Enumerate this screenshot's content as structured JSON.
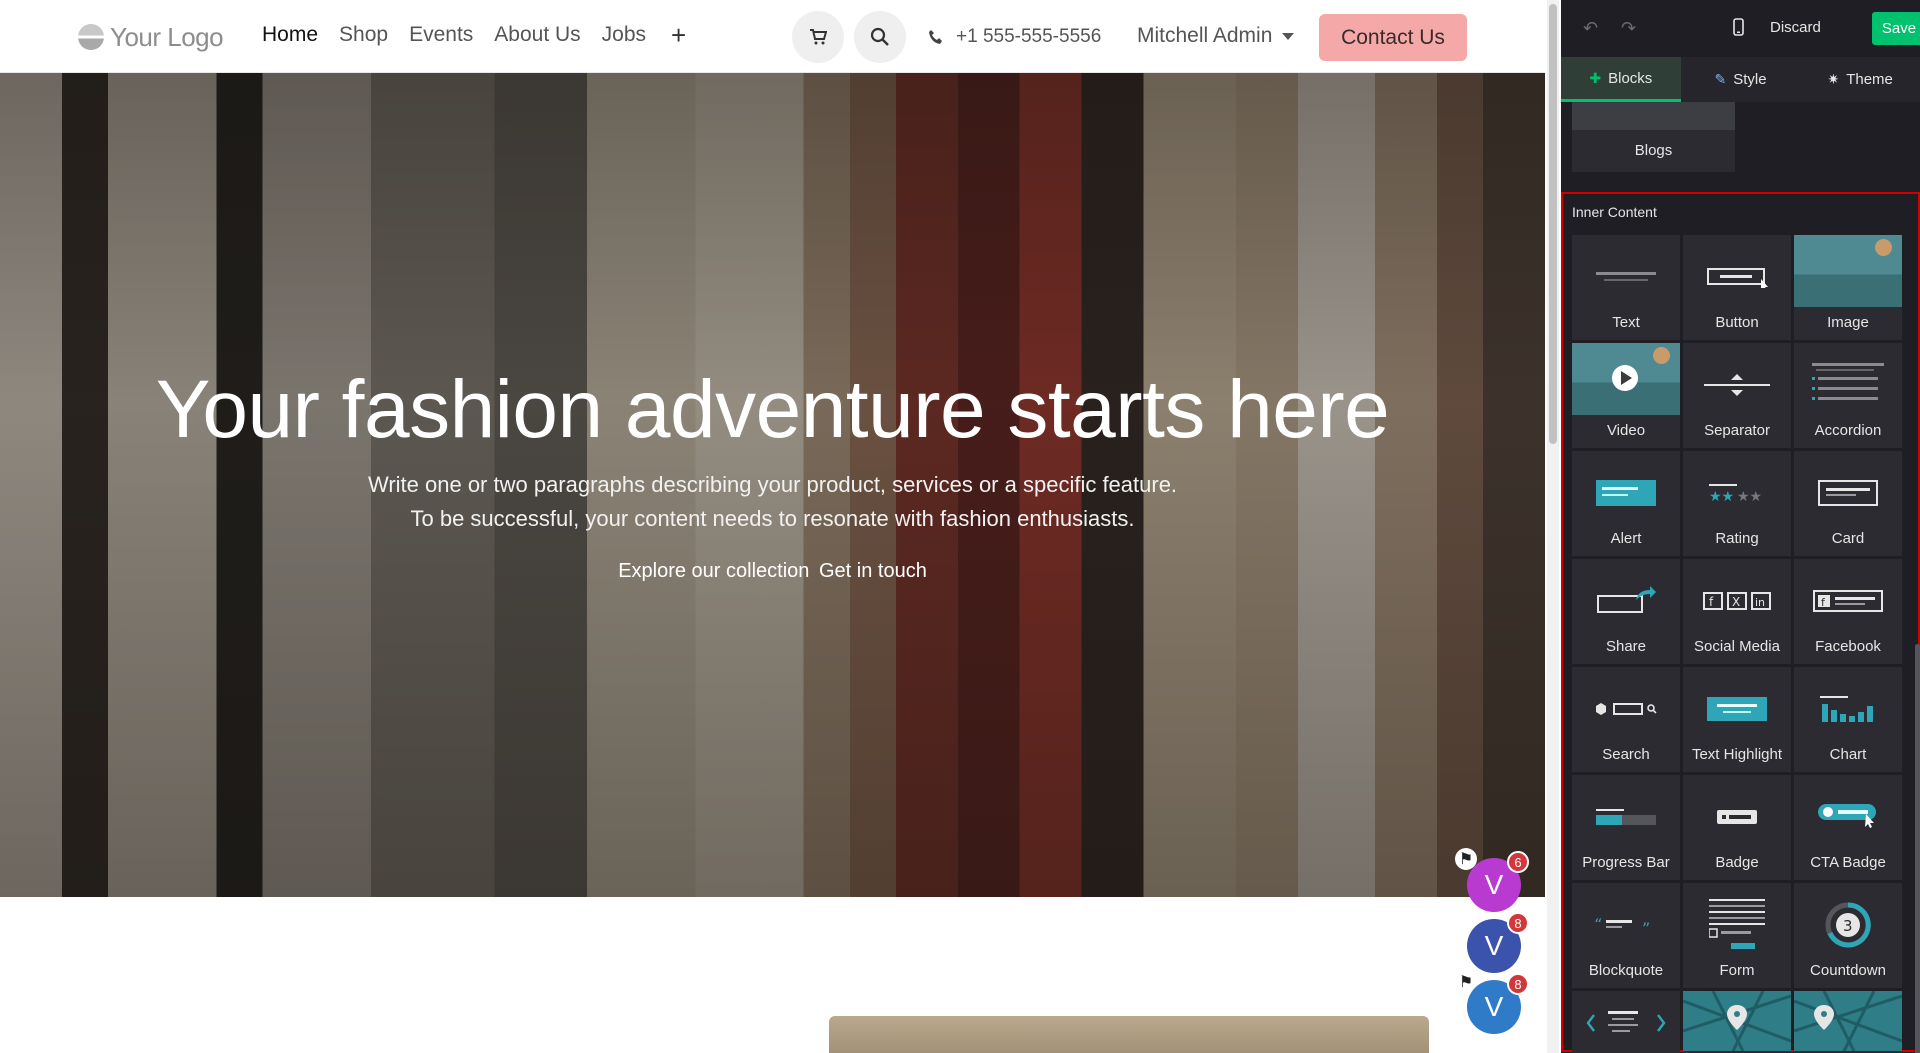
{
  "site": {
    "logo_text": "Your Logo",
    "menu": [
      {
        "label": "Home"
      },
      {
        "label": "Shop"
      },
      {
        "label": "Events"
      },
      {
        "label": "About Us"
      },
      {
        "label": "Jobs"
      }
    ],
    "menu_add": "+",
    "phone": "+1 555-555-5556",
    "user": "Mitchell Admin",
    "contact_label": "Contact Us"
  },
  "hero": {
    "title": "Your fashion adventure starts here",
    "paragraph_line1": "Write one or two paragraphs describing your product, services or a specific feature.",
    "paragraph_line2": "To be successful, your content needs to resonate with fashion enthusiasts.",
    "link_explore": "Explore our collection",
    "link_touch": "Get in touch"
  },
  "avatars": [
    {
      "initial": "V",
      "badge": "6",
      "color": "#b83ad0"
    },
    {
      "initial": "V",
      "badge": "8",
      "color": "#3c53ad"
    },
    {
      "initial": "V",
      "badge": "8",
      "color": "#2f7bc8"
    }
  ],
  "editor": {
    "discard_label": "Discard",
    "save_label": "Save",
    "tabs": [
      {
        "label": "Blocks",
        "icon": "plus-icon"
      },
      {
        "label": "Style",
        "icon": "brush-icon"
      },
      {
        "label": "Theme",
        "icon": "gear-icon"
      }
    ],
    "prev_block_label": "Blogs",
    "section_title": "Inner Content",
    "blocks": [
      {
        "label": "Text"
      },
      {
        "label": "Button"
      },
      {
        "label": "Image"
      },
      {
        "label": "Video"
      },
      {
        "label": "Separator"
      },
      {
        "label": "Accordion"
      },
      {
        "label": "Alert"
      },
      {
        "label": "Rating"
      },
      {
        "label": "Card"
      },
      {
        "label": "Share"
      },
      {
        "label": "Social Media"
      },
      {
        "label": "Facebook"
      },
      {
        "label": "Search"
      },
      {
        "label": "Text Highlight"
      },
      {
        "label": "Chart"
      },
      {
        "label": "Progress Bar"
      },
      {
        "label": "Badge"
      },
      {
        "label": "CTA Badge"
      },
      {
        "label": "Blockquote"
      },
      {
        "label": "Form"
      },
      {
        "label": "Countdown"
      },
      {
        "label": ""
      },
      {
        "label": ""
      },
      {
        "label": ""
      }
    ],
    "accent_color": "#00c16e",
    "highlight_color": "#d30000"
  }
}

_____

▸ GOAL: Leave the images out, please, and restate each line word for word.

▸ THE COMPLETED TASK:
Enumerate this screenshot's content as structured JSON.
{
  "site": {
    "logo_text": "Your Logo",
    "menu": [
      {
        "label": "Home"
      },
      {
        "label": "Shop"
      },
      {
        "label": "Events"
      },
      {
        "label": "About Us"
      },
      {
        "label": "Jobs"
      }
    ],
    "menu_add": "+",
    "phone": "+1 555-555-5556",
    "user": "Mitchell Admin",
    "contact_label": "Contact Us"
  },
  "hero": {
    "title": "Your fashion adventure starts here",
    "paragraph_line1": "Write one or two paragraphs describing your product, services or a specific feature.",
    "paragraph_line2": "To be successful, your content needs to resonate with fashion enthusiasts.",
    "link_explore": "Explore our collection",
    "link_touch": "Get in touch"
  },
  "avatars": [
    {
      "initial": "V",
      "badge": "6",
      "color": "#b83ad0"
    },
    {
      "initial": "V",
      "badge": "8",
      "color": "#3c53ad"
    },
    {
      "initial": "V",
      "badge": "8",
      "color": "#2f7bc8"
    }
  ],
  "editor": {
    "discard_label": "Discard",
    "save_label": "Save",
    "tabs": [
      {
        "label": "Blocks",
        "icon": "plus-icon"
      },
      {
        "label": "Style",
        "icon": "brush-icon"
      },
      {
        "label": "Theme",
        "icon": "gear-icon"
      }
    ],
    "prev_block_label": "Blogs",
    "section_title": "Inner Content",
    "blocks": [
      {
        "label": "Text"
      },
      {
        "label": "Button"
      },
      {
        "label": "Image"
      },
      {
        "label": "Video"
      },
      {
        "label": "Separator"
      },
      {
        "label": "Accordion"
      },
      {
        "label": "Alert"
      },
      {
        "label": "Rating"
      },
      {
        "label": "Card"
      },
      {
        "label": "Share"
      },
      {
        "label": "Social Media"
      },
      {
        "label": "Facebook"
      },
      {
        "label": "Search"
      },
      {
        "label": "Text Highlight"
      },
      {
        "label": "Chart"
      },
      {
        "label": "Progress Bar"
      },
      {
        "label": "Badge"
      },
      {
        "label": "CTA Badge"
      },
      {
        "label": "Blockquote"
      },
      {
        "label": "Form"
      },
      {
        "label": "Countdown"
      },
      {
        "label": ""
      },
      {
        "label": ""
      },
      {
        "label": ""
      }
    ],
    "accent_color": "#00c16e",
    "highlight_color": "#d30000"
  }
}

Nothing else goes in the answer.